**TASK REQUIREMENTS:**
Retype each entry below, keeping every character the same.

⁂

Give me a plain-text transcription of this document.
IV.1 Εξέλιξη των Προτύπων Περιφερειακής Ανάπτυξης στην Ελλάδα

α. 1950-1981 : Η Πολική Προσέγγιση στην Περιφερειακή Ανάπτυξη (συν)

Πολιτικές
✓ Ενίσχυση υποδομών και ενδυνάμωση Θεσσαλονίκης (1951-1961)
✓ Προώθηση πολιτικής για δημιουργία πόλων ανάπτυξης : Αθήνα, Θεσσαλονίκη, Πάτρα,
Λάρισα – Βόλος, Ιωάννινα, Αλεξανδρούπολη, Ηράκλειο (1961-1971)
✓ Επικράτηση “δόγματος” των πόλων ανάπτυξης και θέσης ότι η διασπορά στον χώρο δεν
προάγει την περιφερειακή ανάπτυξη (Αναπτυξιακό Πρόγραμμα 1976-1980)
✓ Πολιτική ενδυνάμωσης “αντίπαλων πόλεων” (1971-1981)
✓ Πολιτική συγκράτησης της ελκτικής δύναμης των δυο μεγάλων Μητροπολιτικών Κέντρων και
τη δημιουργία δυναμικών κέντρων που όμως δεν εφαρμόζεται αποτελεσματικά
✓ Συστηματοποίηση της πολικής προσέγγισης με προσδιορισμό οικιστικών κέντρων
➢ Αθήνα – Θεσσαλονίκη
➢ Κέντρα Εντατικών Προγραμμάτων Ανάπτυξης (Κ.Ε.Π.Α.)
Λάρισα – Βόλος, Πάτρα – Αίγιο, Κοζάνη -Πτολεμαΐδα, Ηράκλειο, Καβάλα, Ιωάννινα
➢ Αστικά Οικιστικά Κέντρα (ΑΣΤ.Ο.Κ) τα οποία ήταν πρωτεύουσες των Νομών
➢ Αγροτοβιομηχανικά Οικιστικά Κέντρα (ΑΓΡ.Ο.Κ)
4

⁂

**COMPLETED TASK:**
Give me a plain-text transcription of this document.
IV.1 Εξέλιξη των Προτύπων Περιφερειακής Ανάπτυξης στην Ελλάδα

α. 1950-1981 : Η Πολική Προσέγγιση στην Περιφερειακή Ανάπτυξη (συν)

Πολιτικές
✓ Ενίσχυση υποδομών και ενδυνάμωση Θεσσαλονίκης (1951-1961)
✓ Προώθηση πολιτικής για δημιουργία πόλων ανάπτυξης : Αθήνα, Θεσσαλονίκη, Πάτρα,
Λάρισα – Βόλος, Ιωάννινα, Αλεξανδρούπολη, Ηράκλειο (1961-1971)
✓ Επικράτηση “δόγματος” των πόλων ανάπτυξης και θέσης ότι η διασπορά στον χώρο δεν
προάγει την περιφερειακή ανάπτυξη (Αναπτυξιακό Πρόγραμμα 1976-1980)
✓ Πολιτική ενδυνάμωσης “αντίπαλων πόλεων” (1971-1981)
✓ Πολιτική συγκράτησης της ελκτικής δύναμης των δυο μεγάλων Μητροπολιτικών Κέντρων και
τη δημιουργία δυναμικών κέντρων που όμως δεν εφαρμόζεται αποτελεσματικά
✓ Συστηματοποίηση της πολικής προσέγγισης με προσδιορισμό οικιστικών κέντρων
➢ Αθήνα – Θεσσαλονίκη
➢ Κέντρα Εντατικών Προγραμμάτων Ανάπτυξης (Κ.Ε.Π.Α.)
Λάρισα – Βόλος, Πάτρα – Αίγιο, Κοζάνη -Πτολεμαΐδα, Ηράκλειο, Καβάλα, Ιωάννινα
➢ Αστικά Οικιστικά Κέντρα (ΑΣΤ.Ο.Κ) τα οποία ήταν πρωτεύουσες των Νομών
➢ Αγροτοβιομηχανικά Οικιστικά Κέντρα (ΑΓΡ.Ο.Κ)
4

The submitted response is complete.